Data extracted from a collection:
═══

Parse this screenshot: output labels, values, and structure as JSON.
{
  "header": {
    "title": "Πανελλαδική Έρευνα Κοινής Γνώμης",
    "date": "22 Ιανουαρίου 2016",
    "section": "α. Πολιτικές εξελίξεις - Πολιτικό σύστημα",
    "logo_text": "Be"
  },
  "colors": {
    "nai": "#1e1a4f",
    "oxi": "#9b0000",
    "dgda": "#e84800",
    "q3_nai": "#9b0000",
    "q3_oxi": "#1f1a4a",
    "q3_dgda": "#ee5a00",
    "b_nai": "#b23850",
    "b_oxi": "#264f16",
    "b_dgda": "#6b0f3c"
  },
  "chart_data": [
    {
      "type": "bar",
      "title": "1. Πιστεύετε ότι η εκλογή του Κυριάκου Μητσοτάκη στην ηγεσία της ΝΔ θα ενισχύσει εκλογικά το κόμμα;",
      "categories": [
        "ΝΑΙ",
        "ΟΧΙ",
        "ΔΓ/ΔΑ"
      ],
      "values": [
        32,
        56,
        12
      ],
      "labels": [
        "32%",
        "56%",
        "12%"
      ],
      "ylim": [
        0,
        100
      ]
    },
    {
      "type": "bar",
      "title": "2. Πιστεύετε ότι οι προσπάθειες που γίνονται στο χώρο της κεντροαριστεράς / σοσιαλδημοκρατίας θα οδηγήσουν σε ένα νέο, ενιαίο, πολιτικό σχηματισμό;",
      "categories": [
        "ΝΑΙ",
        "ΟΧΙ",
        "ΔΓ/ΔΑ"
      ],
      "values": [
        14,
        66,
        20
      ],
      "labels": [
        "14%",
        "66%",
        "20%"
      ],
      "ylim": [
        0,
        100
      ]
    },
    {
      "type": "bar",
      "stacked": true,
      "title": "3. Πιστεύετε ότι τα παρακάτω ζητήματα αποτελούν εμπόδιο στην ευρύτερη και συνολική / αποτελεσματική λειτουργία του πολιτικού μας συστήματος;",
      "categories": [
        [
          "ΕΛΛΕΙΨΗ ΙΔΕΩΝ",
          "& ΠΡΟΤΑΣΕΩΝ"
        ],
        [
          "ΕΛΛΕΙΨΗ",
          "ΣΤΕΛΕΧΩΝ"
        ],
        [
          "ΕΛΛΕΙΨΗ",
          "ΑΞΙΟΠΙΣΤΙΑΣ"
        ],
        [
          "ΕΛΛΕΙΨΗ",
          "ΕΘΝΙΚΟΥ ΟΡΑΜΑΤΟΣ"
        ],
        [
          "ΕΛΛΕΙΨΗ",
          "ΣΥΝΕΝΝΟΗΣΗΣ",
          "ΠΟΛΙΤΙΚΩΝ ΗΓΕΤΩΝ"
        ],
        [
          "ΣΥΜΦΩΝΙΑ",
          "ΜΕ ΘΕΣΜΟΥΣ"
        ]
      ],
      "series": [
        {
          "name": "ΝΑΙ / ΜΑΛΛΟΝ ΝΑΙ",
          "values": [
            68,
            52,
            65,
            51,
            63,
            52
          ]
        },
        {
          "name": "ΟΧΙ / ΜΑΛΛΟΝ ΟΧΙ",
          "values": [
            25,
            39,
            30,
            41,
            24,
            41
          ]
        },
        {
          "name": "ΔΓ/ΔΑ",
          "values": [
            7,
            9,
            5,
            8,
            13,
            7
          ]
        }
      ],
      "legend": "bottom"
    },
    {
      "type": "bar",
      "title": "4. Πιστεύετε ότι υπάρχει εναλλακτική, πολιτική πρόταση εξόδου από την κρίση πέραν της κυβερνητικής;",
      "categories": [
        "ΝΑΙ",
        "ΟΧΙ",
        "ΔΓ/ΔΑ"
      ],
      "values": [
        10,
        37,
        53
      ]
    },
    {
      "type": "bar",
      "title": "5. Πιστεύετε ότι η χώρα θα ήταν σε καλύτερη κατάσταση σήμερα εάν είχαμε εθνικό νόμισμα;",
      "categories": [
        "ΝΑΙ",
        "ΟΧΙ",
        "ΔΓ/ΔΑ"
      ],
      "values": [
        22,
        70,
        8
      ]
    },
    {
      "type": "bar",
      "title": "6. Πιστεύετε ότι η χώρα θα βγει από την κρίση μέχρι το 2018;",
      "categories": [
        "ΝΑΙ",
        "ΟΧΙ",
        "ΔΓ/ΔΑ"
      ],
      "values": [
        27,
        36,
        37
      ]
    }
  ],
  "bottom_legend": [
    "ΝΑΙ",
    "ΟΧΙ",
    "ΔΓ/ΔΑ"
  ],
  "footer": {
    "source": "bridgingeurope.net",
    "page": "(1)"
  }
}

═══

Task brief: Check each line above for "στην" and return the ones that have it.

Result:
      "title": "1. Πιστεύετε ότι η εκλογή του Κυριάκου Μητσοτάκη στην ηγεσία της ΝΔ θα ενισχύσει εκλογικά το κόμμα;",
      "title": "3. Πιστεύετε ότι τα παρακάτω ζητήματα αποτελούν εμπόδιο στην ευρύτερη και συνολική / αποτελεσματική λειτουργία του πολιτικού μας συστήματος;",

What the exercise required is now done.